■ EXERCISE TASK
Look through the records below and collect all lines that hold the string "SismoEcuador".

───── EXCERPTED DATA

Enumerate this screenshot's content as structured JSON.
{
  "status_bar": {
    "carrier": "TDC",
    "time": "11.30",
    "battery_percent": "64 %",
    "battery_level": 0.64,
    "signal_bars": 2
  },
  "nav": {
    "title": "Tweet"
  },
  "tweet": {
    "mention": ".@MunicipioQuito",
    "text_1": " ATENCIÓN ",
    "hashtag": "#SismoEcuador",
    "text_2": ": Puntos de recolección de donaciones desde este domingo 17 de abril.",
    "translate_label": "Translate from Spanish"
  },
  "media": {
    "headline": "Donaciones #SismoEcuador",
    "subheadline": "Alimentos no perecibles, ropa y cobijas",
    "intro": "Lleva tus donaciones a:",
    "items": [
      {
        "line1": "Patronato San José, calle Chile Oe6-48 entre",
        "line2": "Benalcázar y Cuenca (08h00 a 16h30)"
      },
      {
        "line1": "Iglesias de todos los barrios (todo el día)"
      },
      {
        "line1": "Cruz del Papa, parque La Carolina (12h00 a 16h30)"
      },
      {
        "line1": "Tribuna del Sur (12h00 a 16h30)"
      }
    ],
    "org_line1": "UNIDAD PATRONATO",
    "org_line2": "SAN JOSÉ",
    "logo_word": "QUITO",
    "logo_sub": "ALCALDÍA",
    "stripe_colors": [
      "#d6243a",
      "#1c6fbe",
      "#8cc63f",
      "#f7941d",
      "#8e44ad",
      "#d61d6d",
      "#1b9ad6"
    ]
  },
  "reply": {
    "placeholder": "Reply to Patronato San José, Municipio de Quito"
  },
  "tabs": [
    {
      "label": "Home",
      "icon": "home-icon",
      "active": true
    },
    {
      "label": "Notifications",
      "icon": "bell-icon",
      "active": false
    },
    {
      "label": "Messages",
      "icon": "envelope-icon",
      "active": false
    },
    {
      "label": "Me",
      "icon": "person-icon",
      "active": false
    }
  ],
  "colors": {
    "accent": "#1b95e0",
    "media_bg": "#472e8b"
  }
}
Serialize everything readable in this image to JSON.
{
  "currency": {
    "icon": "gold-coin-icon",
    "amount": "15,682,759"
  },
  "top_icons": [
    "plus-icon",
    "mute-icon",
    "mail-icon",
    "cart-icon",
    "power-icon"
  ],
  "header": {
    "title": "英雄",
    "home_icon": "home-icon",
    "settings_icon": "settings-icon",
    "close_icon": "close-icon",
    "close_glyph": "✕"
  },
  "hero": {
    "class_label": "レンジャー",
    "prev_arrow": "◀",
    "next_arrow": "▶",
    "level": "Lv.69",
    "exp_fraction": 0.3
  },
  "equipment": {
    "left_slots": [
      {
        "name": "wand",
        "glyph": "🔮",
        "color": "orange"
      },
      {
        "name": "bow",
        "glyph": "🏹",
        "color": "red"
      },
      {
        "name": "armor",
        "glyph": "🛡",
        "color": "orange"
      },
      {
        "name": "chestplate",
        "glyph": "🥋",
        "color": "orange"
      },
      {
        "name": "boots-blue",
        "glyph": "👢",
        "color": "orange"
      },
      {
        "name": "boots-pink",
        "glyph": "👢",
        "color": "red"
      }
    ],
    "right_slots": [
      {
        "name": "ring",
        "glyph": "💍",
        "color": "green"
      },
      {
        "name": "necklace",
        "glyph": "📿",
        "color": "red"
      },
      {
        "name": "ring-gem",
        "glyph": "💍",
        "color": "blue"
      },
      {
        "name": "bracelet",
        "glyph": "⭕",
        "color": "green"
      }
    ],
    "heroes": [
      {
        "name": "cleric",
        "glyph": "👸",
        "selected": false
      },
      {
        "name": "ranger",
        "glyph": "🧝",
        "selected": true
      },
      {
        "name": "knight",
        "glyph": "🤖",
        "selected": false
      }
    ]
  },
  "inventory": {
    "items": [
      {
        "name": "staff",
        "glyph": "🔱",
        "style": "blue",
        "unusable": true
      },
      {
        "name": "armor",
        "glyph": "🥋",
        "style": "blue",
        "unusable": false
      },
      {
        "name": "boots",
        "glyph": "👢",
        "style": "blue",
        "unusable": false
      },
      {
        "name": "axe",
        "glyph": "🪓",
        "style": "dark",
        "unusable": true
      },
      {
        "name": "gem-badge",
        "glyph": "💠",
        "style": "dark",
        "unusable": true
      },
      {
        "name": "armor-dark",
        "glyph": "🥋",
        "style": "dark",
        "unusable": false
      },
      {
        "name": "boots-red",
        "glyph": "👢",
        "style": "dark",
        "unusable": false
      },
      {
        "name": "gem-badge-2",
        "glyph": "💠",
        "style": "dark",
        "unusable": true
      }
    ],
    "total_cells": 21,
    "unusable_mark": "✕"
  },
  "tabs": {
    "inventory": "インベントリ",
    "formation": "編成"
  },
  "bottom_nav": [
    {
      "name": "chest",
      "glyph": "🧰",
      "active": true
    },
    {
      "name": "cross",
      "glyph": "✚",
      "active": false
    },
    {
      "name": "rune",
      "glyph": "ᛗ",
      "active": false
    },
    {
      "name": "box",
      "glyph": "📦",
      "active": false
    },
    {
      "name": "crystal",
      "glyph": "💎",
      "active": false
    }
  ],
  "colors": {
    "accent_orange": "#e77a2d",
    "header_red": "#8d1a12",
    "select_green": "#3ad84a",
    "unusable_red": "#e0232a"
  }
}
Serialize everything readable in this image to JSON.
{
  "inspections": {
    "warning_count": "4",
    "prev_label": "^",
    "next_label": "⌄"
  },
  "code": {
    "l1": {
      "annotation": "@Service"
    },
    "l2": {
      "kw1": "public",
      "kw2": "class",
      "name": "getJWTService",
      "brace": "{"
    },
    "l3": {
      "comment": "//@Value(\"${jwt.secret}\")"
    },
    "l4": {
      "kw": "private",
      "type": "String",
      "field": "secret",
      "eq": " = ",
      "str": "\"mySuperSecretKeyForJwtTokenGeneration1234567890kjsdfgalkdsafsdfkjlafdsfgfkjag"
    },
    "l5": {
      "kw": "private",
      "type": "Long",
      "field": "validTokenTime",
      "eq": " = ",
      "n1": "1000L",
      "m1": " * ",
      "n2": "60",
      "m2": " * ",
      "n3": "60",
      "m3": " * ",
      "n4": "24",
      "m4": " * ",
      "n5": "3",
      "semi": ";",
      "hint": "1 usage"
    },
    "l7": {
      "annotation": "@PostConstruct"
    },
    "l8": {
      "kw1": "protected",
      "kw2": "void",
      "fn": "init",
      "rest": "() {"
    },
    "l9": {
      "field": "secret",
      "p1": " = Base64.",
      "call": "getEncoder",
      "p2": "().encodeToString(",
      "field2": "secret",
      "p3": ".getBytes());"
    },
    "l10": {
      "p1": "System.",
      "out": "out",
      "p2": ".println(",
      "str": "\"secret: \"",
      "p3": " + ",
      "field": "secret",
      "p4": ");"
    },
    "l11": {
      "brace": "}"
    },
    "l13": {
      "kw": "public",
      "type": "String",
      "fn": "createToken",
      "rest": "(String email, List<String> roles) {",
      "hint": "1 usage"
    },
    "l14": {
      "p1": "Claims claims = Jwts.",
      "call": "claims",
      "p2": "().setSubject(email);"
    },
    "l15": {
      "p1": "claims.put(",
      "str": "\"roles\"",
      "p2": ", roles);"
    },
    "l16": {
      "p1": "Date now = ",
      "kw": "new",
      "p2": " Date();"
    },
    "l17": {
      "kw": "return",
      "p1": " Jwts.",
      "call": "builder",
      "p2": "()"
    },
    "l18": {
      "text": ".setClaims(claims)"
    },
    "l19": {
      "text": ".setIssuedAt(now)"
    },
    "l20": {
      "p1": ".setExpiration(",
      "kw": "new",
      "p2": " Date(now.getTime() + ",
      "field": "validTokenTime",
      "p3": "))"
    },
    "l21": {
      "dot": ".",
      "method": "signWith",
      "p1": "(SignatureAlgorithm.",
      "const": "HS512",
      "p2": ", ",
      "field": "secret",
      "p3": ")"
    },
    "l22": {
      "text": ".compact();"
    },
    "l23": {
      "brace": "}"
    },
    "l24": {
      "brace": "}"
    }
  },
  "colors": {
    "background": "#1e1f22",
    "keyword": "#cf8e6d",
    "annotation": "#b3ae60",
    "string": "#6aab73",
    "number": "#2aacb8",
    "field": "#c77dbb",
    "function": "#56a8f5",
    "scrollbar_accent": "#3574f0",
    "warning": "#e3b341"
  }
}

──────────

■ THE OUTPUT
    "hashtag": "#SismoEcuador",
    "headline": "Donaciones #SismoEcuador",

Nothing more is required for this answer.